#### [ページ本文]
標準記録突破が期待できる坂井、中島、田中、橋岡ら
日本選手権前に標準記録を破っていなくても、日本選手権本番で突破して3位以内に入ればブダペスト代表に内定する。
男子100mではサニブラウンだけでなく、坂井隆一郎(25、大阪ガス)も10秒00の標準記録突破が期待できる。GGPでは左脚のふくらはぎが攣りそうな状態でも10秒10をマーク。予選では10秒08と、昨年出した自己記録の10秒02に次ぐタイムでも走っている。本人も9秒台への手応えを大きくしていた。
400mの中島佑気ジョセフ(21、東洋大)は今季、45秒台前半を静岡国際(45秒46)、木南記念(45秒39)、GGP(45秒31)と3レース連続でマーク。風などに恵まれれば45秒00の標準記録突破、日本人2人目の44秒台を実現させそうだ。
走幅跳の橋岡優輝(24、富士通)はGGPでは7m90と振るわなかった。同じ歩数でも助走距離を6mも短くするほど、走り方を変えている過程だからだ。だが4月に米国で8m11をジャンプしている。新しい助走と踏み切りが噛み合えば、8m25は簡単に越えてくるだろう。
男子やり投でオレゴン9位だったディーン元気(31、ミズノ)は、GGPに82m09で優勝。昨年83m台を連発したパトリクス・ガイルムズ(25、ラトビア)に2m36の差をつけた。標準記録の85m20はディーンの自己記録(84m28)を上回るが、自分の投げに徹すれば「自然に出る」と感じている。

#### [演習データ]

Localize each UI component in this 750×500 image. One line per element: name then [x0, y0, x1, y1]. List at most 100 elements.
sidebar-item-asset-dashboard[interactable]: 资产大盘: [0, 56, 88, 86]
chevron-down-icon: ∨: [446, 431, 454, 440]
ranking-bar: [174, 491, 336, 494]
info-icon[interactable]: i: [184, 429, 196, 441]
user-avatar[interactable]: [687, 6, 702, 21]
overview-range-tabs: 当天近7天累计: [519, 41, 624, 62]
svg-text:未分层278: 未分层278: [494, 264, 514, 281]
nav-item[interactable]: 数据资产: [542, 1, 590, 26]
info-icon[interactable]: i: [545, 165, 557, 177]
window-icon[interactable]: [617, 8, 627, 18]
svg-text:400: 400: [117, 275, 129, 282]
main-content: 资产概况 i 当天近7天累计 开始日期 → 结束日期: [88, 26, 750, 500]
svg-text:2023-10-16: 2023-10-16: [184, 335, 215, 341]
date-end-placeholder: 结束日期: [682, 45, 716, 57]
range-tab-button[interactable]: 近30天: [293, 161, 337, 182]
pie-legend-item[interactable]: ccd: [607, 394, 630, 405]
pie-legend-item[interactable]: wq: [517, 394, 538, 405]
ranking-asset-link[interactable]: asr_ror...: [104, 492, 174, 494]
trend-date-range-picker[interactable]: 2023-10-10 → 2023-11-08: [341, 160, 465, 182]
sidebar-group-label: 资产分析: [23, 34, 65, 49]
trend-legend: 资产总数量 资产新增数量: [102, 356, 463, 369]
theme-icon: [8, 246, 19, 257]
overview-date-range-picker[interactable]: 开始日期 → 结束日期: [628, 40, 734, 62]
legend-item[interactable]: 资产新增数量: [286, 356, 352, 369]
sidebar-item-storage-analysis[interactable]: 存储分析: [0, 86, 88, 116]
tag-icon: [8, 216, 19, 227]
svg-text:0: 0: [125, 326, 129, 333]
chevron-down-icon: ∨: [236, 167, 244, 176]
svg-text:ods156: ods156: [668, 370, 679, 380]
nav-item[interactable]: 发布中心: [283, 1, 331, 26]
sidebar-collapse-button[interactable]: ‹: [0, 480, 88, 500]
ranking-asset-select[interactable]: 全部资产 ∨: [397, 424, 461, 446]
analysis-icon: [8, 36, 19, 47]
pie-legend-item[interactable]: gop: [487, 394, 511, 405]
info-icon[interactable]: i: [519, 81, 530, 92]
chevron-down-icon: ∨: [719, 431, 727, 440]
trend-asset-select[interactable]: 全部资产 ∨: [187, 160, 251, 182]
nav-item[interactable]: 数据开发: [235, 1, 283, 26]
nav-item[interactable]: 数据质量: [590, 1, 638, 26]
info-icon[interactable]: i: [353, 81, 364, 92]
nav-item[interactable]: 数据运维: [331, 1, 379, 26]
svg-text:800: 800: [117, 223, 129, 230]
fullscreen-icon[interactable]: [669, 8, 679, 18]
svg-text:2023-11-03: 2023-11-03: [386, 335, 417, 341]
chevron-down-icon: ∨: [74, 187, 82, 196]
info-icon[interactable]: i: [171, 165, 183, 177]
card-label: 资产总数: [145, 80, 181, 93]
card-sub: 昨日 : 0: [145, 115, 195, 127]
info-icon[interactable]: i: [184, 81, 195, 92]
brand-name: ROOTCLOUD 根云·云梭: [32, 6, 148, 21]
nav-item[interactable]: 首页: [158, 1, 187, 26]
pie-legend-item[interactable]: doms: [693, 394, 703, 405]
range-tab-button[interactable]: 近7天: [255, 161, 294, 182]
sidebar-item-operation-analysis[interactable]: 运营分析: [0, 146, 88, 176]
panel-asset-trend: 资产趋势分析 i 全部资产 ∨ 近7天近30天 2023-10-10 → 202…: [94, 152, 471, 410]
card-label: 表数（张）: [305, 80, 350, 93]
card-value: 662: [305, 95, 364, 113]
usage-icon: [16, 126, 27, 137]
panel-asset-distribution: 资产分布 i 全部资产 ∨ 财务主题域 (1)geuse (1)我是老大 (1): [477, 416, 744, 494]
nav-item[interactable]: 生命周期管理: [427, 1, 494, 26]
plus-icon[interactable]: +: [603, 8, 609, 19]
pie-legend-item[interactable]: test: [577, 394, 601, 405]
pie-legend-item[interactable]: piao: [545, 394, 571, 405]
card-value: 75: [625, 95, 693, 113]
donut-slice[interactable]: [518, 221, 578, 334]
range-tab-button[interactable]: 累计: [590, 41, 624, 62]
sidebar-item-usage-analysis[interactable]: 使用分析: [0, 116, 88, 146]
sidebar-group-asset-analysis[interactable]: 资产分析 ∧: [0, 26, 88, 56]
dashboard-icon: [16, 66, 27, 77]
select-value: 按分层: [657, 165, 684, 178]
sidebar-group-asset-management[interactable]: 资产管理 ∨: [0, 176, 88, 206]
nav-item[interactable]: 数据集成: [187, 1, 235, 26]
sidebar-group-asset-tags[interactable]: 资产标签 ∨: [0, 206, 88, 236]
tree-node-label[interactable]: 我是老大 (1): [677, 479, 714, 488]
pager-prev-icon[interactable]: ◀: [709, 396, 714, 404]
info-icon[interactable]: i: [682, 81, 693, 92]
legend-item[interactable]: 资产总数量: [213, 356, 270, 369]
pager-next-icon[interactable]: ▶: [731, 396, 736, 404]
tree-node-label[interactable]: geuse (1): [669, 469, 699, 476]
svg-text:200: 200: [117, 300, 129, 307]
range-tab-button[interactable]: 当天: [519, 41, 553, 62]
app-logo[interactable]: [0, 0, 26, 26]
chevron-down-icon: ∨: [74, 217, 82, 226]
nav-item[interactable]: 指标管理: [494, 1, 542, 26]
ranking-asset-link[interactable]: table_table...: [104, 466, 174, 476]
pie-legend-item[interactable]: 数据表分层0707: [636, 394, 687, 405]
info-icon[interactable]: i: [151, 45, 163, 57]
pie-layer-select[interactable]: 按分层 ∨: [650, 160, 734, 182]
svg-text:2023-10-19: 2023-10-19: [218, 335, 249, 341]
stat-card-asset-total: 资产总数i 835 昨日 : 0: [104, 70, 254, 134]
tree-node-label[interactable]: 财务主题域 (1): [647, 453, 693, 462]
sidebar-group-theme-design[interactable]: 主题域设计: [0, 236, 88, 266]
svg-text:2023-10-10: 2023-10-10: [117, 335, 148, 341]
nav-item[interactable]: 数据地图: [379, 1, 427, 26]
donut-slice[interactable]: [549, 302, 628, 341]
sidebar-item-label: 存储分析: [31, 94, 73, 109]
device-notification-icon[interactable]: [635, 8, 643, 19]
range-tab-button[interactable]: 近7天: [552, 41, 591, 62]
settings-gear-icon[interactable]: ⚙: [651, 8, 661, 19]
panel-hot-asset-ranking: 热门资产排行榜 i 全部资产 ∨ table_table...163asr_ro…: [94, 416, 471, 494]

#### [課題]
本文によると、400mの中島佑気ジョセフがGGPでマークしたタイムはいくつか。 記録は本文とは関係のない別個の資料である。

#### [出力結果]
45秒31